■ GOAL: Scan the lines and state how many carry "Colleges". Leave out everything but the number.
*** DATA SUPPLIED ***
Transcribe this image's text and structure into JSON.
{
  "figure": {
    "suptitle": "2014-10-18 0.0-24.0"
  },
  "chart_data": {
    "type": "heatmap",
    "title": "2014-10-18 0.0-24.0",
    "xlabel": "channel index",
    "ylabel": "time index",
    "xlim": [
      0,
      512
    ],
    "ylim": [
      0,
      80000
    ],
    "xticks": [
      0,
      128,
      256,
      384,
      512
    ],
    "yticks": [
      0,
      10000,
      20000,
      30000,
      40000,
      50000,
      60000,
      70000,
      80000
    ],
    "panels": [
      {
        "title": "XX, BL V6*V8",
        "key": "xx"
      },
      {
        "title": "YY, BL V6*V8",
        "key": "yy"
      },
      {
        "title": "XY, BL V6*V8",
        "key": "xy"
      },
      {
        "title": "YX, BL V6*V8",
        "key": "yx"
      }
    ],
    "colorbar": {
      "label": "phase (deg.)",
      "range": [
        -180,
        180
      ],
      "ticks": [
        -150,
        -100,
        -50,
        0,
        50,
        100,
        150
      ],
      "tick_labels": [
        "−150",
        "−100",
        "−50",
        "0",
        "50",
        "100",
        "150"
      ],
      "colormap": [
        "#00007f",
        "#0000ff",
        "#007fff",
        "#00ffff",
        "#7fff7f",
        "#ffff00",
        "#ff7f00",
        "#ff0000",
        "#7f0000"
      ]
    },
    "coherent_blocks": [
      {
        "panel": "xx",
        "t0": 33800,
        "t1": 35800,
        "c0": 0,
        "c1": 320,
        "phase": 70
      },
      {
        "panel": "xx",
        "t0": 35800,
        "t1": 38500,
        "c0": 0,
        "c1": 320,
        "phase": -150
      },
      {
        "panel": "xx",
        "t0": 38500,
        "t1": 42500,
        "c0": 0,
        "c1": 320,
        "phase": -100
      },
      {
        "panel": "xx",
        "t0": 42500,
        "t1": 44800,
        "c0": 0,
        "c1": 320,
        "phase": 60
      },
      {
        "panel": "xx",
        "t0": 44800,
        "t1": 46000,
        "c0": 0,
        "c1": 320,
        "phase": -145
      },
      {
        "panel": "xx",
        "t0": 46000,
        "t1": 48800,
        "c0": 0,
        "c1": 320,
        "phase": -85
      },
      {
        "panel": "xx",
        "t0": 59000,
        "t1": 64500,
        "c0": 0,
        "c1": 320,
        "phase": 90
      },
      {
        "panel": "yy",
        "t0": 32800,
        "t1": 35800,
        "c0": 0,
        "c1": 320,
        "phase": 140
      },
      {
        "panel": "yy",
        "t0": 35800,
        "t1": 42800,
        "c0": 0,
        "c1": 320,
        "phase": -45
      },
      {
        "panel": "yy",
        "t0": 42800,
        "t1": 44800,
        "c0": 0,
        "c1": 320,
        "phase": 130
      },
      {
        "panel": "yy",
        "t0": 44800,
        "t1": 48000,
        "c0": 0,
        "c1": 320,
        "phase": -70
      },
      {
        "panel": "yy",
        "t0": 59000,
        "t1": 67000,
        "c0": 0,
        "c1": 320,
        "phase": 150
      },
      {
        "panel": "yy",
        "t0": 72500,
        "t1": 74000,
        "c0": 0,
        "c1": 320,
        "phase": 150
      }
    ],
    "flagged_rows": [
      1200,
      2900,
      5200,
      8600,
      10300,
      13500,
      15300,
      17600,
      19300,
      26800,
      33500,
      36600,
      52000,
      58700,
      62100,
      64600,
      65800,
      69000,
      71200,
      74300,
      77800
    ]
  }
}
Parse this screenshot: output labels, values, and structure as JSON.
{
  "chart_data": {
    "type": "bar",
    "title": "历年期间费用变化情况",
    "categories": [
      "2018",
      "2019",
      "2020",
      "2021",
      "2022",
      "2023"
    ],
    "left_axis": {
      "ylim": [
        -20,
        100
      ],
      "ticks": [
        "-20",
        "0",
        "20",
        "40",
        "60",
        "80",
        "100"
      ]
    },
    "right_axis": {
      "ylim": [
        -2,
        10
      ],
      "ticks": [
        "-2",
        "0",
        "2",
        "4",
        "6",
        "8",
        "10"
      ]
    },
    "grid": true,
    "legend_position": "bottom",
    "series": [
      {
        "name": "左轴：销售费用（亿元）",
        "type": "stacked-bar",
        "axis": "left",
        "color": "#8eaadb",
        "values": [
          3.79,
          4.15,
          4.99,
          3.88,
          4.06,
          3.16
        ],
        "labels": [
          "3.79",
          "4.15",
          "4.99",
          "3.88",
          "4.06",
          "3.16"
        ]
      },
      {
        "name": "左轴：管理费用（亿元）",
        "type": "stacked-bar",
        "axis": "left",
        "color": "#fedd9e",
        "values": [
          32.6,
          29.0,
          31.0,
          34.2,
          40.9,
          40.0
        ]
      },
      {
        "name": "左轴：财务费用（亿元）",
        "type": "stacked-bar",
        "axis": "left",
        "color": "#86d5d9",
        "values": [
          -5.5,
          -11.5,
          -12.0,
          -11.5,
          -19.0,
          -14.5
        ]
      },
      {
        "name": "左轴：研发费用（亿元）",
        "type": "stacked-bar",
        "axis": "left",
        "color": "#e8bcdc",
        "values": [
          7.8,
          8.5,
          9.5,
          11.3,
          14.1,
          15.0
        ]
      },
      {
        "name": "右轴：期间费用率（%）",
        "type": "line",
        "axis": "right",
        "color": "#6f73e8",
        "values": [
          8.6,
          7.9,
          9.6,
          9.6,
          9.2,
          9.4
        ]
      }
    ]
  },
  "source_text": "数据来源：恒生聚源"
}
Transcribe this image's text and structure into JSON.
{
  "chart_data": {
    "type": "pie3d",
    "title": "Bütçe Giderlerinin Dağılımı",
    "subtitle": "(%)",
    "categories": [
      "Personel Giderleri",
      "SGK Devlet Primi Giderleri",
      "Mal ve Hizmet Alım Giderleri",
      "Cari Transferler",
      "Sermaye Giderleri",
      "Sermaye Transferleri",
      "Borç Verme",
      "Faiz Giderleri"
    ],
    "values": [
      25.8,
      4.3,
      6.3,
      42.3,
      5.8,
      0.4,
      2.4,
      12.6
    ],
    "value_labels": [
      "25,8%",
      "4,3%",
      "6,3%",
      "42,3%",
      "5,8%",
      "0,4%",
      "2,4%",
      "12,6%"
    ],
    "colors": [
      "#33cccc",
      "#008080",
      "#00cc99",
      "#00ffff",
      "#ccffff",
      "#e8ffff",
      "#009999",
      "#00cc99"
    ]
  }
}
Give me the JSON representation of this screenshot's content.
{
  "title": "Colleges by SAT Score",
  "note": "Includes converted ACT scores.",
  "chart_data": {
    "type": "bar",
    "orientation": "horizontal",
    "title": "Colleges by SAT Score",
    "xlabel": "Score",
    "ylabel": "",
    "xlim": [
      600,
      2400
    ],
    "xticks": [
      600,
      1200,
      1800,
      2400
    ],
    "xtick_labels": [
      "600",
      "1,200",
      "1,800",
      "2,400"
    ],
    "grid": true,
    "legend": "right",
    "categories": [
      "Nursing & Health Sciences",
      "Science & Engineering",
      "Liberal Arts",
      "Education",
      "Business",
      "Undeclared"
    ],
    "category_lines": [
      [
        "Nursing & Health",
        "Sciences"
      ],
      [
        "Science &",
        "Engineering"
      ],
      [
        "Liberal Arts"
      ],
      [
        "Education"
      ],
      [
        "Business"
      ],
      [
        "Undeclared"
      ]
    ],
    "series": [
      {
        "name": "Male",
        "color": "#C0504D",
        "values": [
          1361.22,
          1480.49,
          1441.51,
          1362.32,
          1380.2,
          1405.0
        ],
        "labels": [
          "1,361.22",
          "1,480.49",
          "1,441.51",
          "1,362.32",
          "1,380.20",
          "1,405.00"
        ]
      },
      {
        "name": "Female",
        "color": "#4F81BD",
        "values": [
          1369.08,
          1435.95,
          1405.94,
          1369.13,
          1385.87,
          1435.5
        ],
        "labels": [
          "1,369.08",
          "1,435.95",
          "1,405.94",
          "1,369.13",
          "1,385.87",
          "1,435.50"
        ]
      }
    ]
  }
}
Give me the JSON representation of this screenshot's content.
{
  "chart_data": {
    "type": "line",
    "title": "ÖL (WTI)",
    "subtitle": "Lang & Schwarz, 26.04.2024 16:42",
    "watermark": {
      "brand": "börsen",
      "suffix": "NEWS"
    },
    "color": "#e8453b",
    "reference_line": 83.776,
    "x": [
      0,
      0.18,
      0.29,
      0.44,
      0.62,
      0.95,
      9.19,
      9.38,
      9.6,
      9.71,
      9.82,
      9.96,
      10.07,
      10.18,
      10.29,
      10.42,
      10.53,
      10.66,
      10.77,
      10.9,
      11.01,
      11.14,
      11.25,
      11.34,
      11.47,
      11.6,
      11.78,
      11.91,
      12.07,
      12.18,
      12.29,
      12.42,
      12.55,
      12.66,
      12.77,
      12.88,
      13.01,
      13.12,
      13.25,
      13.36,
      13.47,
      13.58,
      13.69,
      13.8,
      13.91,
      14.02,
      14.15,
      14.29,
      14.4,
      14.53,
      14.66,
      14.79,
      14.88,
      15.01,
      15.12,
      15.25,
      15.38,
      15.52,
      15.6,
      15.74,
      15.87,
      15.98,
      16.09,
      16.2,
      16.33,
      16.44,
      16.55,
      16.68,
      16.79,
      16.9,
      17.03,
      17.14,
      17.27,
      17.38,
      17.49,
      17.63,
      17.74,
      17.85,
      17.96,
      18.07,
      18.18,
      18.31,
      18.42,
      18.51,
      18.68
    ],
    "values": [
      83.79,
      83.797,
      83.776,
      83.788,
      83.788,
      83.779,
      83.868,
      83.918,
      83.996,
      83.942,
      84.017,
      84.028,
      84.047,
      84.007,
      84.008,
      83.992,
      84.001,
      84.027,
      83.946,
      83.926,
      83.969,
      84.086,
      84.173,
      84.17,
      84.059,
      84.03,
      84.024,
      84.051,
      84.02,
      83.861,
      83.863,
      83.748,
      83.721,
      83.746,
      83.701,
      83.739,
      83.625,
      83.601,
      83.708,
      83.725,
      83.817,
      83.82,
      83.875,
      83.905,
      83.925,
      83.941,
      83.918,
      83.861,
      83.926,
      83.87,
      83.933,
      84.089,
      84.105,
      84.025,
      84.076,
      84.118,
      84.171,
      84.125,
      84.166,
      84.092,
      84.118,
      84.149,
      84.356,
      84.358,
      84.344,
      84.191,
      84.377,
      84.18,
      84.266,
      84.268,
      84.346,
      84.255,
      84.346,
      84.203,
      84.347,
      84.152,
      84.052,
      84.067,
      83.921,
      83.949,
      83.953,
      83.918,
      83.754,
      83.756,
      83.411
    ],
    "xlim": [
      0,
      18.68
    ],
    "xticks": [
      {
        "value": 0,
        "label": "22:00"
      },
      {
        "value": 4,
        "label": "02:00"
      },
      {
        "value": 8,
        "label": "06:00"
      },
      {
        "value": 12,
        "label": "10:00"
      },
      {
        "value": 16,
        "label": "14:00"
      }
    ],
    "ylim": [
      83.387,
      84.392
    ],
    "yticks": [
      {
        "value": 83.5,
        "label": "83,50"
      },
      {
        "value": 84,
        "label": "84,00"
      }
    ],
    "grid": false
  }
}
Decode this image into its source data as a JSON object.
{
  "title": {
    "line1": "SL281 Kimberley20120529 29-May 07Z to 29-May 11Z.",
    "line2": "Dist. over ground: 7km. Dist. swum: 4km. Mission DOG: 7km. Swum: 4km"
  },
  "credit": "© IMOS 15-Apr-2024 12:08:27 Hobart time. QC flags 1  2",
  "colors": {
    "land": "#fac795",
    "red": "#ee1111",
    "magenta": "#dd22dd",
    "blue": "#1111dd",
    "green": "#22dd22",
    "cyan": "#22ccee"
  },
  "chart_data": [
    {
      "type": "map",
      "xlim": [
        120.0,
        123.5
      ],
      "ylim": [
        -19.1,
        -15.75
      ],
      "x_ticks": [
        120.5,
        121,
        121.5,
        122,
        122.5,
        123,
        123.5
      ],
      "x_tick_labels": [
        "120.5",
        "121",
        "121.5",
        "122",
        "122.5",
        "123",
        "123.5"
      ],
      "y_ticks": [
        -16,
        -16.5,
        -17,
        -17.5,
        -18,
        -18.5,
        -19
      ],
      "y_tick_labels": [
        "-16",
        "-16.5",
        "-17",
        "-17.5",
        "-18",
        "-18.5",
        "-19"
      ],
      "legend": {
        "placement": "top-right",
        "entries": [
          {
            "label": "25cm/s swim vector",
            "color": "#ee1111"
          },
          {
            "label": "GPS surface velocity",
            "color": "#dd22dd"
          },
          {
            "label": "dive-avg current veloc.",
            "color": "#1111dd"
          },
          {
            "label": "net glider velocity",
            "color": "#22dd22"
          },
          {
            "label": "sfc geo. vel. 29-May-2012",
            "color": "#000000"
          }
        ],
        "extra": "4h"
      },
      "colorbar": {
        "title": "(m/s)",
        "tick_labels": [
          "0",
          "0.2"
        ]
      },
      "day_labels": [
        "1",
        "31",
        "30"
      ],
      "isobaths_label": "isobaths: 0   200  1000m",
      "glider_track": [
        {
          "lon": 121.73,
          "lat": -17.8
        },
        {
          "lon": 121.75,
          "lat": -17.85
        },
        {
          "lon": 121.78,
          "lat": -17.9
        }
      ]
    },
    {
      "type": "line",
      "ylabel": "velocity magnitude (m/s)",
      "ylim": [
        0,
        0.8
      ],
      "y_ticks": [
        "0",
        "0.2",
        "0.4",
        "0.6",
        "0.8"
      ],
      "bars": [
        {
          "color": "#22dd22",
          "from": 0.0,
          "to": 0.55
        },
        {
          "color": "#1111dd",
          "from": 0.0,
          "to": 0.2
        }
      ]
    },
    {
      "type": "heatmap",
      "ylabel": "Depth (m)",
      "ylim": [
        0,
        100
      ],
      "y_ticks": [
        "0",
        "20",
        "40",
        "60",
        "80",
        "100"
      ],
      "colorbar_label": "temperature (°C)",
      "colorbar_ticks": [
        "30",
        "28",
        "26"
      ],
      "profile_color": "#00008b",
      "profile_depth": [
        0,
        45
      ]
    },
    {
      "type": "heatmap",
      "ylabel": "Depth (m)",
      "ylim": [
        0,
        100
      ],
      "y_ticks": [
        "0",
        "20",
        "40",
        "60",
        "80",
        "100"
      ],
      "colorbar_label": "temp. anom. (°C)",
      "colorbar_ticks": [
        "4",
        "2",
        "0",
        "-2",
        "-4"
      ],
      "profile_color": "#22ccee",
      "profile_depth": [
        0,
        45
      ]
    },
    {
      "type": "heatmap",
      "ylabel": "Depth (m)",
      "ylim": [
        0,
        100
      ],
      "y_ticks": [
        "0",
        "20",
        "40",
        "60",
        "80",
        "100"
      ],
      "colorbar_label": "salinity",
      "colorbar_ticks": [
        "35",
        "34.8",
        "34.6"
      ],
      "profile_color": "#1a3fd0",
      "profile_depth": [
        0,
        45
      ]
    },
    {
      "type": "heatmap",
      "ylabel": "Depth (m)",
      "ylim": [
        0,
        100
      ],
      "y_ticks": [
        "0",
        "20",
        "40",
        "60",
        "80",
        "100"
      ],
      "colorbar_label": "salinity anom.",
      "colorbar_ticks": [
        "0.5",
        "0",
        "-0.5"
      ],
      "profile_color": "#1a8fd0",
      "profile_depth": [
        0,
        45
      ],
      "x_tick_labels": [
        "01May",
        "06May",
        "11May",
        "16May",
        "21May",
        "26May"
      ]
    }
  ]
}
***
■ EXPECTED OUTPUT: 2